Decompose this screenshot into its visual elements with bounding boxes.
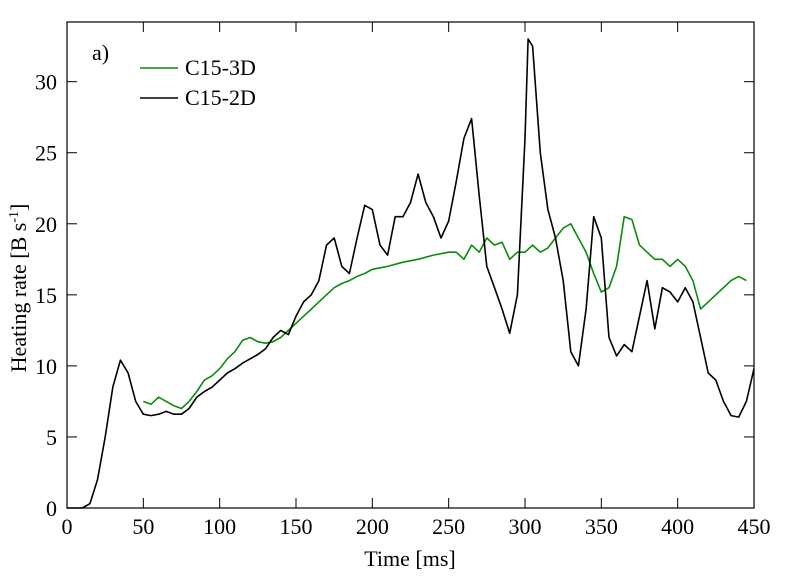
x-tick-label: 300 <box>509 514 542 539</box>
x-axis-label: Time [ms] <box>364 546 455 571</box>
y-tick-label: 15 <box>35 283 57 308</box>
y-axis-label-main: Heating rate [B s <box>6 223 31 373</box>
y-axis-label: Heating rate [B s-1] <box>6 204 31 373</box>
y-tick-label: 30 <box>35 70 57 95</box>
y-axis-label-sup: -1 <box>7 211 22 223</box>
x-tick-label: 50 <box>132 514 154 539</box>
y-tick-label: 25 <box>35 141 57 166</box>
y-tick-label: 5 <box>46 425 57 450</box>
x-tick-label: 100 <box>203 514 236 539</box>
series-line <box>143 215 747 410</box>
x-tick-label: 0 <box>62 514 73 539</box>
x-tick-label: 450 <box>738 514 771 539</box>
legend-label: C15-3D <box>185 55 256 80</box>
y-tick-label: 10 <box>35 354 57 379</box>
x-tick-label: 150 <box>280 514 313 539</box>
annotation: a) <box>92 40 109 65</box>
x-tick-label: 400 <box>661 514 694 539</box>
legend-label: C15-2D <box>185 85 256 110</box>
y-tick-label: 20 <box>35 212 57 237</box>
series-line <box>67 38 755 509</box>
y-tick-label: 0 <box>46 496 57 521</box>
y-axis-label-end: ] <box>6 204 31 211</box>
x-tick-label: 200 <box>356 514 389 539</box>
plot-frame <box>66 21 755 509</box>
x-tick-label: 350 <box>585 514 618 539</box>
x-tick-label: 250 <box>432 514 465 539</box>
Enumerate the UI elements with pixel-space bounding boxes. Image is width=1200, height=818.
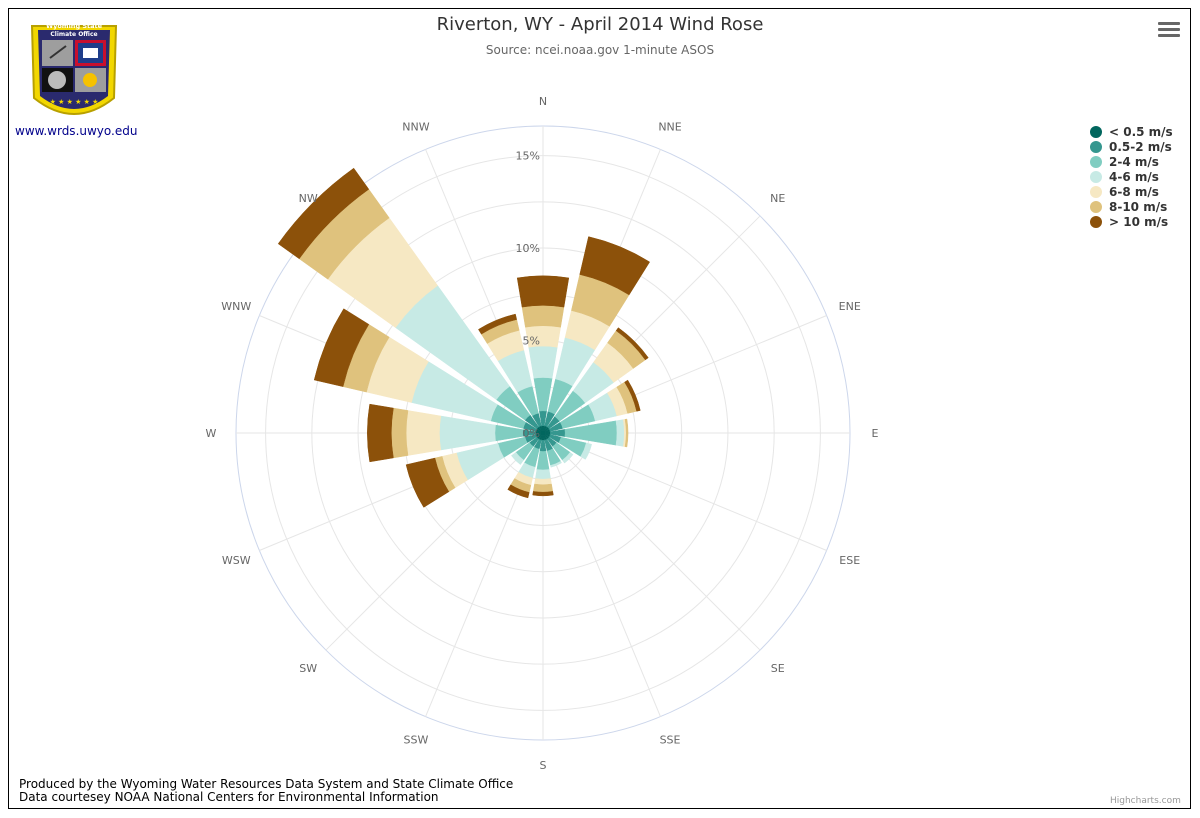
bar-s-s5[interactable] xyxy=(532,483,554,493)
legend-label: < 0.5 m/s xyxy=(1109,124,1173,139)
direction-label: NNE xyxy=(658,120,681,133)
legend-marker xyxy=(1090,140,1102,153)
legend-marker xyxy=(1090,185,1102,198)
bar-n-s6[interactable] xyxy=(516,275,570,308)
direction-label: WNW xyxy=(221,300,251,313)
bar-ne-s6[interactable] xyxy=(615,327,649,361)
website-link[interactable]: www.wrds.uwyo.edu xyxy=(15,124,138,138)
grid-spoke xyxy=(542,432,827,551)
direction-label: SSW xyxy=(404,734,429,747)
direction-label: SSE xyxy=(660,734,681,747)
bar-wnw-s6[interactable] xyxy=(313,308,370,387)
bar-s-s4[interactable] xyxy=(534,478,552,486)
bar-s-s6[interactable] xyxy=(532,491,554,497)
highcharts-credit[interactable]: Highcharts.com xyxy=(1110,796,1181,806)
legend-label: 6-8 m/s xyxy=(1109,184,1159,199)
direction-label: ENE xyxy=(839,300,861,313)
legend-item[interactable]: 2-4 m/s xyxy=(1088,154,1173,169)
legend-item[interactable]: 8-10 m/s xyxy=(1088,199,1173,214)
wind-rose-bars xyxy=(277,167,651,508)
bar-w-s4[interactable] xyxy=(405,410,442,456)
footer-line-2: Data courtesey NOAA National Centers for… xyxy=(19,790,439,804)
legend-label: 4-6 m/s xyxy=(1109,169,1159,184)
legend-marker xyxy=(1090,215,1102,228)
logo-text-1: Wyoming State xyxy=(46,22,103,30)
legend-marker xyxy=(1090,125,1102,138)
bar-ene-s6[interactable] xyxy=(624,379,641,412)
direction-label: S xyxy=(540,759,547,772)
svg-text:★ ★ ★ ★ ★ ★: ★ ★ ★ ★ ★ ★ xyxy=(50,98,99,106)
radial-tick-label: 0% xyxy=(523,427,540,440)
bar-sw-s3[interactable] xyxy=(511,452,524,465)
bar-e-s5[interactable] xyxy=(624,418,629,448)
legend-label: 0.5-2 m/s xyxy=(1109,139,1172,154)
bar-ssw-s6[interactable] xyxy=(507,484,530,499)
legend-item[interactable]: 0.5-2 m/s xyxy=(1088,139,1173,154)
direction-label: NNW xyxy=(402,120,429,133)
legend-marker xyxy=(1090,170,1102,183)
legend: < 0.5 m/s 0.5-2 m/s 2-4 m/s 4-6 m/s 6-8 m/s 8… xyxy=(1088,124,1173,229)
axis-labels: N NNE NE ENE E ESE SE SSE S SSW SW WSW W WNW NW NNW 0% 5%… xyxy=(206,95,879,772)
bar-w-s5[interactable] xyxy=(391,407,409,459)
direction-label: W xyxy=(206,427,217,440)
radial-tick-label: 15% xyxy=(516,150,540,163)
direction-label: ESE xyxy=(839,554,860,567)
footer-line-1: Produced by the Wyoming Water Resources … xyxy=(19,777,514,791)
bar-s-s3[interactable] xyxy=(535,469,551,480)
direction-label: WSW xyxy=(222,554,251,567)
legend-item[interactable]: > 10 m/s xyxy=(1088,214,1173,229)
bar-n-s3[interactable] xyxy=(528,345,558,379)
direction-label: NE xyxy=(770,192,785,205)
grid-spoke xyxy=(542,432,661,717)
bar-nnw-s6[interactable] xyxy=(478,313,517,335)
bar-w-s3[interactable] xyxy=(439,415,496,451)
legend-marker xyxy=(1090,200,1102,213)
grid-spoke xyxy=(542,432,761,651)
bar-se-s3[interactable] xyxy=(562,452,574,464)
bar-w-s6[interactable] xyxy=(367,403,394,463)
bar-wsw-s6[interactable] xyxy=(405,457,450,508)
hamburger-menu-icon[interactable] xyxy=(1158,22,1180,40)
direction-label: SW xyxy=(299,662,317,675)
bar-s-s2[interactable] xyxy=(536,450,550,471)
legend-label: 8-10 m/s xyxy=(1109,199,1168,214)
legend-label: > 10 m/s xyxy=(1109,214,1169,229)
footer: Produced by the Wyoming Water Resources … xyxy=(19,778,513,804)
direction-label: SE xyxy=(771,662,785,675)
bar-nne-s6[interactable] xyxy=(579,236,651,296)
legend-label: 2-4 m/s xyxy=(1109,154,1159,169)
legend-item[interactable]: < 0.5 m/s xyxy=(1088,124,1173,139)
bar-sse-s3[interactable] xyxy=(550,460,562,468)
direction-label: N xyxy=(539,95,547,108)
chart-title: Riverton, WY - April 2014 Wind Rose xyxy=(436,14,764,35)
grid-spoke xyxy=(325,432,544,651)
chart-subtitle: Source: ncei.noaa.gov 1-minute ASOS xyxy=(485,43,715,57)
logo-text-2: Climate Office xyxy=(50,31,97,38)
direction-label: NW xyxy=(299,192,318,205)
legend-item[interactable]: 6-8 m/s xyxy=(1088,184,1173,199)
bar-nw-s6[interactable] xyxy=(277,167,370,260)
legend-marker xyxy=(1090,155,1102,168)
direction-label: E xyxy=(872,427,879,440)
bar-ese-s3[interactable] xyxy=(580,442,592,460)
bar-n-s5[interactable] xyxy=(521,305,565,328)
climate-office-logo: Wyoming State Climate Office ★ ★ ★ ★ ★ ★ xyxy=(30,22,118,115)
legend-item[interactable]: 4-6 m/s xyxy=(1088,169,1173,184)
radial-tick-label: 10% xyxy=(516,242,540,255)
radial-tick-label: 5% xyxy=(523,335,540,348)
bar-e-s3[interactable] xyxy=(615,419,625,447)
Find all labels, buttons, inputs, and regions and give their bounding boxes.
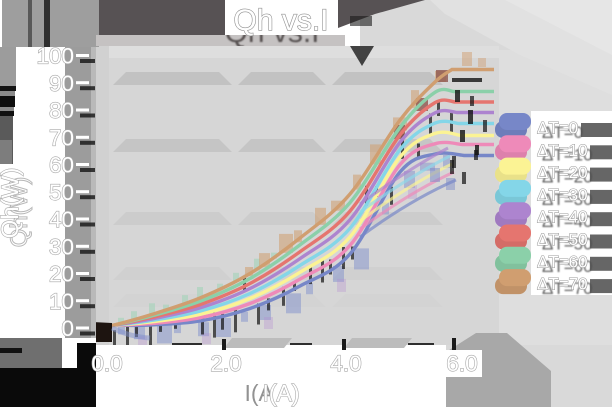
svg-text:I(A): I(A) [262,380,299,406]
svg-text:80: 80 [49,98,74,123]
svg-text:ΔT=20: ΔT=20 [537,163,588,182]
svg-text:100: 100 [36,44,74,69]
svg-text:ΔT=0: ΔT=0 [542,123,583,142]
svg-text:ΔT=70: ΔT=70 [537,275,588,294]
svg-text:ΔT=40: ΔT=40 [537,208,588,227]
svg-text:ΔT=20: ΔT=20 [542,168,593,187]
svg-text:2.0: 2.0 [210,351,241,376]
svg-text:ΔT=60: ΔT=60 [542,257,593,276]
svg-text:ΔT=70: ΔT=70 [542,279,593,298]
svg-text:90: 90 [49,71,74,96]
svg-text:0.0: 0.0 [91,351,122,376]
svg-text:ΔT=30: ΔT=30 [542,190,593,209]
svg-text:Qh vs.I: Qh vs.I [233,4,328,37]
svg-text:50: 50 [49,180,74,205]
svg-text:ΔT=30: ΔT=30 [537,185,588,204]
svg-text:40: 40 [49,207,74,232]
svg-text:0: 0 [61,316,74,341]
svg-text:ΔT=10: ΔT=10 [537,141,588,160]
svg-text:ΔT=0: ΔT=0 [537,119,578,138]
svg-text:10: 10 [49,289,74,314]
svg-text:ΔT=10: ΔT=10 [542,145,593,164]
svg-text:ΔT=60: ΔT=60 [537,252,588,271]
svg-text:70: 70 [49,125,74,150]
svg-text:Qh(W): Qh(W) [6,177,33,248]
svg-text:ΔT=40: ΔT=40 [542,212,593,231]
svg-text:60: 60 [49,153,74,178]
svg-text:6.0: 6.0 [446,351,477,376]
svg-text:ΔT=50: ΔT=50 [537,230,588,249]
svg-text:4.0: 4.0 [330,351,361,376]
svg-text:ΔT=50: ΔT=50 [542,235,593,254]
svg-text:30: 30 [49,234,74,259]
svg-text:Qh(W): Qh(W) [0,168,24,239]
svg-text:20: 20 [49,262,74,287]
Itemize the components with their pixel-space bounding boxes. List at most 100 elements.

▶ _PROBLEM REQUIREMENTS_
Copy the entries exactly, from the line containing "svg-text:I(A): I(A) [262,380,299,406]" through the line containing "svg-text:ΔT=10: ΔT=10 [537,141,588,160]", including both of those lines.

▶ _RESPONSE TO THE EXERCISE_
svg-text:I(A): I(A) [262,380,299,406]
svg-text:80: 80 [49,98,74,123]
svg-text:ΔT=20: ΔT=20 [537,163,588,182]
svg-text:100: 100 [36,44,74,69]
svg-text:ΔT=0: ΔT=0 [542,123,583,142]
svg-text:ΔT=70: ΔT=70 [537,275,588,294]
svg-text:ΔT=40: ΔT=40 [537,208,588,227]
svg-text:ΔT=20: ΔT=20 [542,168,593,187]
svg-text:2.0: 2.0 [210,351,241,376]
svg-text:ΔT=60: ΔT=60 [542,257,593,276]
svg-text:ΔT=70: ΔT=70 [542,279,593,298]
svg-text:90: 90 [49,71,74,96]
svg-text:0.0: 0.0 [91,351,122,376]
svg-text:ΔT=30: ΔT=30 [542,190,593,209]
svg-text:Qh vs.I: Qh vs.I [233,4,328,37]
svg-text:50: 50 [49,180,74,205]
svg-text:ΔT=30: ΔT=30 [537,185,588,204]
svg-text:40: 40 [49,207,74,232]
svg-text:0: 0 [61,316,74,341]
svg-text:ΔT=10: ΔT=10 [537,141,588,160]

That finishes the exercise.